*Requirement*. Using the data below, copy every line that contains the word "first".

*Records shown*.

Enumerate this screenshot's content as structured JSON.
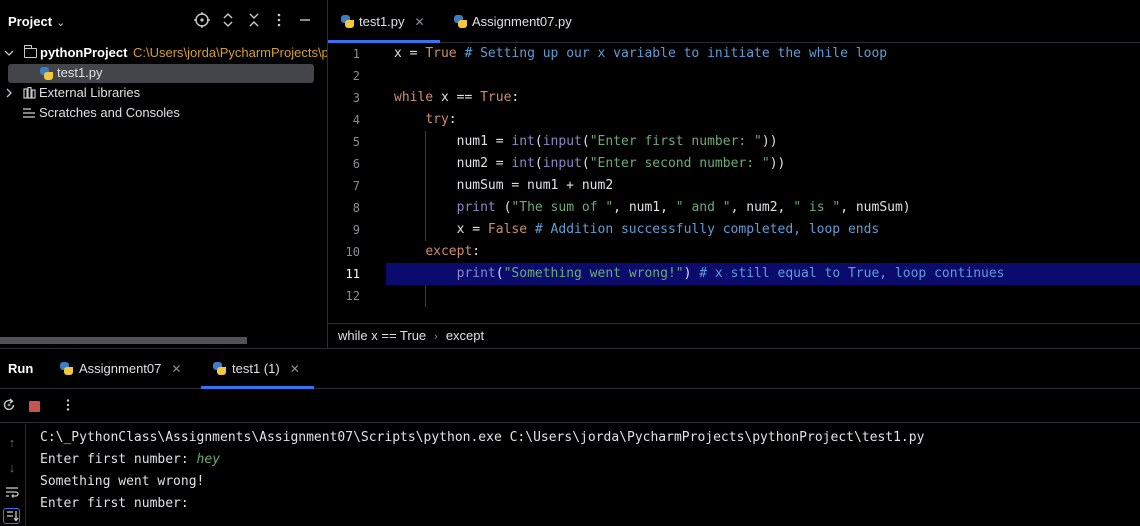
{
  "project_panel": {
    "title": "Project",
    "chevron": "⌄",
    "header_icons": [
      "target-icon",
      "expand-collapse-icon",
      "close-all-icon",
      "more-icon",
      "minimize-icon"
    ],
    "tree": {
      "root": {
        "label": "pythonProject",
        "path": "C:\\Users\\jorda\\PycharmProjects\\pythonProject"
      },
      "file": {
        "label": "test1.py"
      },
      "external_libraries": {
        "label": "External Libraries"
      },
      "scratches": {
        "label": "Scratches and Consoles"
      }
    }
  },
  "editor": {
    "tabs": [
      {
        "label": "test1.py",
        "active": true
      },
      {
        "label": "Assignment07.py",
        "active": false
      }
    ],
    "line_numbers": [
      "1",
      "2",
      "3",
      "4",
      "5",
      "6",
      "7",
      "8",
      "9",
      "10",
      "11",
      "12"
    ],
    "current_line": 11,
    "breadcrumb": [
      "while x == True",
      "except"
    ]
  },
  "run_panel": {
    "title": "Run",
    "tabs": [
      {
        "label": "Assignment07",
        "active": false
      },
      {
        "label": "test1 (1)",
        "active": true
      }
    ],
    "console": {
      "command": "C:\\_PythonClass\\Assignments\\Assignment07\\Scripts\\python.exe C:\\Users\\jorda\\PycharmProjects\\pythonProject\\test1.py",
      "prompt1": "Enter first number: ",
      "input1": "hey",
      "error": "Something went wrong!",
      "prompt2": "Enter first number: "
    }
  },
  "colors": {
    "accent": "#3574f0",
    "keyword": "#cf8e6d",
    "string": "#6aab73",
    "comment": "#5d9ed6",
    "highlight_line": "#0b0b6e",
    "path": "#d5a02a",
    "stop": "#c75450"
  }
}
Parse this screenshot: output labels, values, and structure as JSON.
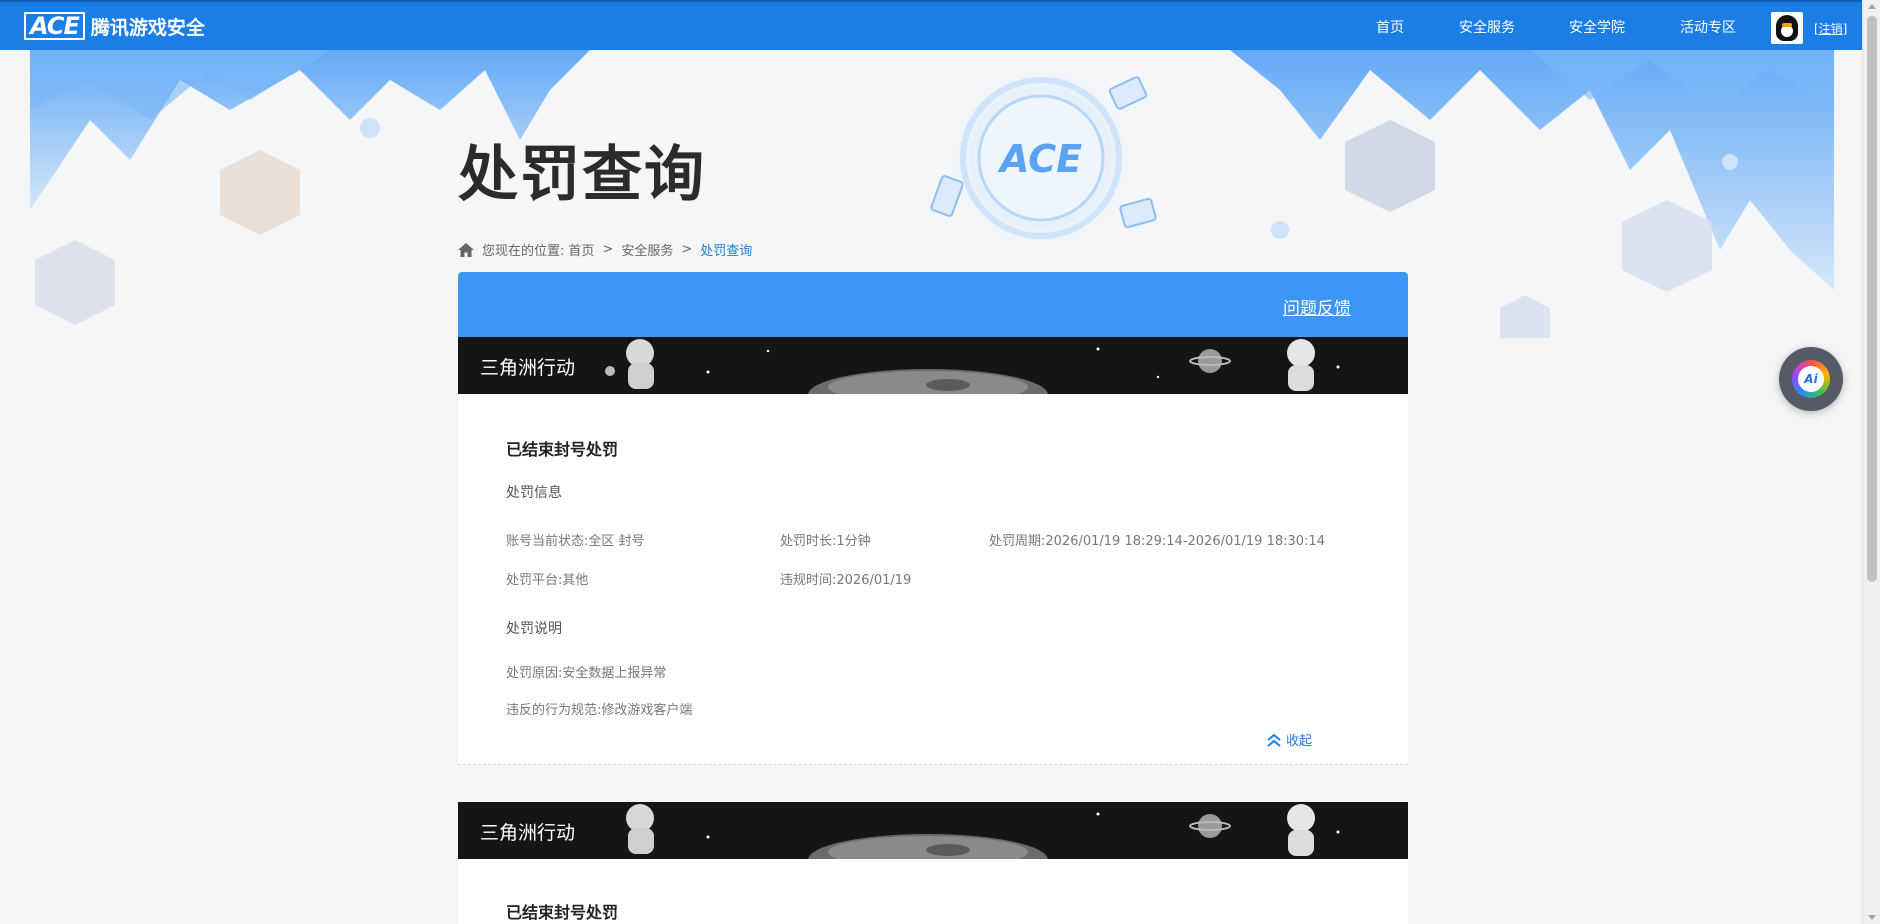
{
  "header": {
    "logo_mark": "ACE",
    "logo_text": "腾讯游戏安全",
    "nav": [
      "首页",
      "安全服务",
      "安全学院",
      "活动专区"
    ],
    "logout": "[注销]"
  },
  "hero": {
    "title": "处罚查询",
    "breadcrumb": {
      "prefix": "您现在的位置:",
      "items": [
        "首页",
        "安全服务",
        "处罚查询"
      ],
      "separator": ">"
    },
    "emblem_text": "ACE"
  },
  "panel": {
    "feedback_link": "问题反馈",
    "records": [
      {
        "game": "三角洲行动",
        "title": "已结束封号处罚",
        "info_heading": "处罚信息",
        "status": "账号当前状态:全区 封号",
        "duration": "处罚时长:1分钟",
        "period": "处罚周期:2026/01/19 18:29:14-2026/01/19 18:30:14",
        "platform": "处罚平台:其他",
        "violation_time": "违规时间:2026/01/19",
        "desc_heading": "处罚说明",
        "reason": "处罚原因:安全数据上报异常",
        "rule": "违反的行为规范:修改游戏客户端",
        "collapse": "收起"
      },
      {
        "game": "三角洲行动",
        "title": "已结束封号处罚"
      }
    ]
  },
  "widgets": {
    "ai_label": "Ai"
  },
  "colors": {
    "nav_blue": "#1a7ee6",
    "panel_blue": "#3b97f6",
    "link_blue": "#1a7ee6"
  }
}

*Exercise solution*.
      "prompt1": "Enter first number: ",
      "prompt2": "Enter first number: "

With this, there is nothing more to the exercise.